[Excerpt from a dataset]
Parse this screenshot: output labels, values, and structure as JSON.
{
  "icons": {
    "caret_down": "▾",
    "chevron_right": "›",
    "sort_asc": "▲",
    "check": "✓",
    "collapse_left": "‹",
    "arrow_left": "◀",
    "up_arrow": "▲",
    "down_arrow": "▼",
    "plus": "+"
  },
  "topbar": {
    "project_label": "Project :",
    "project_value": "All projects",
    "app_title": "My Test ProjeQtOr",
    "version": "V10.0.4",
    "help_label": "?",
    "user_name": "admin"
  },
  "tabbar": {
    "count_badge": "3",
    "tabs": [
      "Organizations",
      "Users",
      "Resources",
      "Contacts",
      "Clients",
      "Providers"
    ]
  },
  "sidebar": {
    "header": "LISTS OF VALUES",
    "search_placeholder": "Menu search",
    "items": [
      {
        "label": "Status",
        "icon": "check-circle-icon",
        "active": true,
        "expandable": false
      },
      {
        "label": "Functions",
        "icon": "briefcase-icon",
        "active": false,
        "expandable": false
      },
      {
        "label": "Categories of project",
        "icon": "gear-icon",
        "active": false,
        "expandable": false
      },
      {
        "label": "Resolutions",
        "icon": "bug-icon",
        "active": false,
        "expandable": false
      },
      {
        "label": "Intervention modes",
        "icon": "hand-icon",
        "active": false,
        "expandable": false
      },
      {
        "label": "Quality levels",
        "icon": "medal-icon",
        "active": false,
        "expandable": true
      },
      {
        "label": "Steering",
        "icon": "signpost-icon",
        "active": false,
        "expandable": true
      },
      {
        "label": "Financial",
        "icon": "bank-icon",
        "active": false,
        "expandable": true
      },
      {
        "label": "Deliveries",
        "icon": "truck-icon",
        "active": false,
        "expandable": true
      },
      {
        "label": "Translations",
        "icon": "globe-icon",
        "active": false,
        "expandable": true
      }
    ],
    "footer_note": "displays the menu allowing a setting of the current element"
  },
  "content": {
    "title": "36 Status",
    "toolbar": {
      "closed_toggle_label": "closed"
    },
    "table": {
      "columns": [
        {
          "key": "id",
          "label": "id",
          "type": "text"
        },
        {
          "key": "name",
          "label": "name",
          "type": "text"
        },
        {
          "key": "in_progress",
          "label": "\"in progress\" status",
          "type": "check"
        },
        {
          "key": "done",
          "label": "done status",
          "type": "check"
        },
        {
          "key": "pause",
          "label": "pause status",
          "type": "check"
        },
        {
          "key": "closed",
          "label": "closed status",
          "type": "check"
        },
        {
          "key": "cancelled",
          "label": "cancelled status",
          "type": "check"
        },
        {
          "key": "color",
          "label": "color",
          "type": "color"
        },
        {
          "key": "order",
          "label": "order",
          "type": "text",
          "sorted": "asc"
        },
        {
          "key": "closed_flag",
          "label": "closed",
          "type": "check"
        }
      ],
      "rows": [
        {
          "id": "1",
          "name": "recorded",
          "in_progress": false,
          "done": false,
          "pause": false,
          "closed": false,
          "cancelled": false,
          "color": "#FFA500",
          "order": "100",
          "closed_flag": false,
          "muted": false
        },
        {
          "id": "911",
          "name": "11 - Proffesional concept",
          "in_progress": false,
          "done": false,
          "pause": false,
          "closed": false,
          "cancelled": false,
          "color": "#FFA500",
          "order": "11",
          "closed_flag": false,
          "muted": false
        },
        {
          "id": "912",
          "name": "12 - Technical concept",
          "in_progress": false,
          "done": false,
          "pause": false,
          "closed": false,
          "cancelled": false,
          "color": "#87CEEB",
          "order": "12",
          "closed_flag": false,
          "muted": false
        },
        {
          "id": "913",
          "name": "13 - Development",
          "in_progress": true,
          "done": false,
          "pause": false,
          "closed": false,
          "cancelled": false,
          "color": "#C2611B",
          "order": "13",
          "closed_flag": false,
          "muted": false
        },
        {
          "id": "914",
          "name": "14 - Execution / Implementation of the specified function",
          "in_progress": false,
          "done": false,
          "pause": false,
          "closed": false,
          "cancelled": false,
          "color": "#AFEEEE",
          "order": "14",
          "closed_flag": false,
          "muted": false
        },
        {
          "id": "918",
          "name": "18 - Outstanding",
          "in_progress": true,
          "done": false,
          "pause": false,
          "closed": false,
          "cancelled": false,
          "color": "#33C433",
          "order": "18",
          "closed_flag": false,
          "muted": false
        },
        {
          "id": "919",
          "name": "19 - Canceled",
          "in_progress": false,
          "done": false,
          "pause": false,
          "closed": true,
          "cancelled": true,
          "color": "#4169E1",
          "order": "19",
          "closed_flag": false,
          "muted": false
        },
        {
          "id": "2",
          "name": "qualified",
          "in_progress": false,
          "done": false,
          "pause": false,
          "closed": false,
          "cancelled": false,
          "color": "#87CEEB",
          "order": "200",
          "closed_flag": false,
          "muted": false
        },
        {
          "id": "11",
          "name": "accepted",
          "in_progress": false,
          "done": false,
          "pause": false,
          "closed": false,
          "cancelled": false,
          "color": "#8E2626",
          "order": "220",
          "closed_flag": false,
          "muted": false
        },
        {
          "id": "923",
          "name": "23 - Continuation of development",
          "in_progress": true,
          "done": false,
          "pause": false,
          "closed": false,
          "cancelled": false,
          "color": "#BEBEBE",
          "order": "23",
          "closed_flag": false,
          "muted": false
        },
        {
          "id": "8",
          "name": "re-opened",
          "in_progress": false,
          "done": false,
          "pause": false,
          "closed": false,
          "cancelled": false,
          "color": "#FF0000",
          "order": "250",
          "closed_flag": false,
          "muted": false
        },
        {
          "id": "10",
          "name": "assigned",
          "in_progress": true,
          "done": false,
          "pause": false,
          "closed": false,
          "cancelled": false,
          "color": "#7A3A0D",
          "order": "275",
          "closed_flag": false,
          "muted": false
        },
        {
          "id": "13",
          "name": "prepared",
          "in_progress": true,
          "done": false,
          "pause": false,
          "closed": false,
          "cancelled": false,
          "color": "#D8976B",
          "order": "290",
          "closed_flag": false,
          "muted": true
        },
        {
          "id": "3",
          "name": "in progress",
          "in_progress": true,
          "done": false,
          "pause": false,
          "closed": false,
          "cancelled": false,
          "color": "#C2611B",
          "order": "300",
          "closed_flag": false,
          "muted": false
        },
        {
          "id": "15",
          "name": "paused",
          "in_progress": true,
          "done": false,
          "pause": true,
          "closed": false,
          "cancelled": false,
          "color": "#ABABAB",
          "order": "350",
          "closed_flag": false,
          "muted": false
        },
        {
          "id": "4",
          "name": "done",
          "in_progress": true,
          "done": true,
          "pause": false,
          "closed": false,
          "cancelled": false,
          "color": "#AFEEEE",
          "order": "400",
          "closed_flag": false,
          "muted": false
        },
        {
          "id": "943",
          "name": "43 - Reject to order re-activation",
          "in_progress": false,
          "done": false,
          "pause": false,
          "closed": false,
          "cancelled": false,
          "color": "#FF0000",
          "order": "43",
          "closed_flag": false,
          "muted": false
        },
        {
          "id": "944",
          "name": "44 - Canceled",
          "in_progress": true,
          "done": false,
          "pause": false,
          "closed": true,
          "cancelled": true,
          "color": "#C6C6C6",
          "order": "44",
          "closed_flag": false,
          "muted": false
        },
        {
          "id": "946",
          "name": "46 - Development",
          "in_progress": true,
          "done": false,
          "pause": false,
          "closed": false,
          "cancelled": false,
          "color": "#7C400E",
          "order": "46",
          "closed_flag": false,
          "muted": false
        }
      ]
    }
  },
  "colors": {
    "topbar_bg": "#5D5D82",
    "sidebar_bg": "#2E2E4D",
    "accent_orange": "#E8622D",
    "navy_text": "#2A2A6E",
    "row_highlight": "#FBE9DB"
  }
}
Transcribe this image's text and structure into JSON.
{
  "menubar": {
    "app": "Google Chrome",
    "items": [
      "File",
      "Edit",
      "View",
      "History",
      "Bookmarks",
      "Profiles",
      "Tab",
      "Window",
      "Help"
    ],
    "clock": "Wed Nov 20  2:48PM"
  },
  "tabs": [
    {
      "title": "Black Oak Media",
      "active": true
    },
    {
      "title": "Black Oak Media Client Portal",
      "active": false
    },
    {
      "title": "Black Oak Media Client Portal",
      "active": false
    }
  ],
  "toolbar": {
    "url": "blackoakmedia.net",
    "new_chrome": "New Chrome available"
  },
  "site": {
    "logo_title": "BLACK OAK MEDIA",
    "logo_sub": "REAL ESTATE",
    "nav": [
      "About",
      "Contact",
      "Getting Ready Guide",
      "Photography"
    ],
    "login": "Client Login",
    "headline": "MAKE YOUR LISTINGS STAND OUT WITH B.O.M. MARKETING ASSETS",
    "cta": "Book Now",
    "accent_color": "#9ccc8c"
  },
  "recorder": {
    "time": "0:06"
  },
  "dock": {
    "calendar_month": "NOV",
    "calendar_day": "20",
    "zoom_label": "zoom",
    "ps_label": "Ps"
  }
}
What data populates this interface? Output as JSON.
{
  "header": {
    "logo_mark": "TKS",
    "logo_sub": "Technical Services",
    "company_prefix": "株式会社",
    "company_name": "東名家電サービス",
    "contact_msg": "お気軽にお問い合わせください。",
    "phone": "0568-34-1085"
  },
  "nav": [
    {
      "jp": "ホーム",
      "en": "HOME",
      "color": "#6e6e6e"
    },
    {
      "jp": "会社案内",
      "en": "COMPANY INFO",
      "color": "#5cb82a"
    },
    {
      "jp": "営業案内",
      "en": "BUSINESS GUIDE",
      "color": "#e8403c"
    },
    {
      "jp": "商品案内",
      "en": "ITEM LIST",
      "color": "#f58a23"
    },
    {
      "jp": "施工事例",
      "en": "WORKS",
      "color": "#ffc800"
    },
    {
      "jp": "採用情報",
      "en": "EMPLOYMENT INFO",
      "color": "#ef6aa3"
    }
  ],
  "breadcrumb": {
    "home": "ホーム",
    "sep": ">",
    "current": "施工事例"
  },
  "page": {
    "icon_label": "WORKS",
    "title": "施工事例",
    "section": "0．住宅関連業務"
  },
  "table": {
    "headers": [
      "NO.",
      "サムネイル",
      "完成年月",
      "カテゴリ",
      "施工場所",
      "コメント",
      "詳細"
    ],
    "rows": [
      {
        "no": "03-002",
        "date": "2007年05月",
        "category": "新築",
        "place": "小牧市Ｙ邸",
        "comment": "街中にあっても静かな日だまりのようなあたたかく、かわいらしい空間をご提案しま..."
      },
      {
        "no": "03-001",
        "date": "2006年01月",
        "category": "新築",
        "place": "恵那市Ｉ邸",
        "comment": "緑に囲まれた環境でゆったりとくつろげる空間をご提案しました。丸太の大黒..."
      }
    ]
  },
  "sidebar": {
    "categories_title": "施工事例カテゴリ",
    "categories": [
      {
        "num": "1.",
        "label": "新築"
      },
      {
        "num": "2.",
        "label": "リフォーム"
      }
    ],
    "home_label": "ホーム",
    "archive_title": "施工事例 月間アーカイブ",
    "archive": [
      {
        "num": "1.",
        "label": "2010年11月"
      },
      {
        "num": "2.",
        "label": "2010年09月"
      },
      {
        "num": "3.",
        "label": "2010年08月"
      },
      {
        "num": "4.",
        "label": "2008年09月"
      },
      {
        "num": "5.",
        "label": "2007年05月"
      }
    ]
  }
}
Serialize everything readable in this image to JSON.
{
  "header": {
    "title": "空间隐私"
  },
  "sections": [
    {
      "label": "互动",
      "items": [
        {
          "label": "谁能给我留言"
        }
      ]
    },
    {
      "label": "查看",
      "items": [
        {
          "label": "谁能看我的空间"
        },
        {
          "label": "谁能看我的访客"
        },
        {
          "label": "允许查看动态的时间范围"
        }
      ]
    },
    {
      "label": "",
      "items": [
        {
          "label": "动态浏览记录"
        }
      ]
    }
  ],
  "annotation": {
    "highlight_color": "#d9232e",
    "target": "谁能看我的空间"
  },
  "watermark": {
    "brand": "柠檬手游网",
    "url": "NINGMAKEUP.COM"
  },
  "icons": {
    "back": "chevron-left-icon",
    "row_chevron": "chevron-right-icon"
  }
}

[INSTRUCTIONS TO FOLLOW]
Return the lines beginning at the one that contains "Serialize everything readable" and continuing through the last line of the data, exactly as they stand and without any others.

[OUTPUT OF THE EXERCISE]
Serialize everything readable in this image to JSON.
{
  "header": {
    "title": "空间隐私"
  },
  "sections": [
    {
      "label": "互动",
      "items": [
        {
          "label": "谁能给我留言"
        }
      ]
    },
    {
      "label": "查看",
      "items": [
        {
          "label": "谁能看我的空间"
        },
        {
          "label": "谁能看我的访客"
        },
        {
          "label": "允许查看动态的时间范围"
        }
      ]
    },
    {
      "label": "",
      "items": [
        {
          "label": "动态浏览记录"
        }
      ]
    }
  ],
  "annotation": {
    "highlight_color": "#d9232e",
    "target": "谁能看我的空间"
  },
  "watermark": {
    "brand": "柠檬手游网",
    "url": "NINGMAKEUP.COM"
  },
  "icons": {
    "back": "chevron-left-icon",
    "row_chevron": "chevron-right-icon"
  }
}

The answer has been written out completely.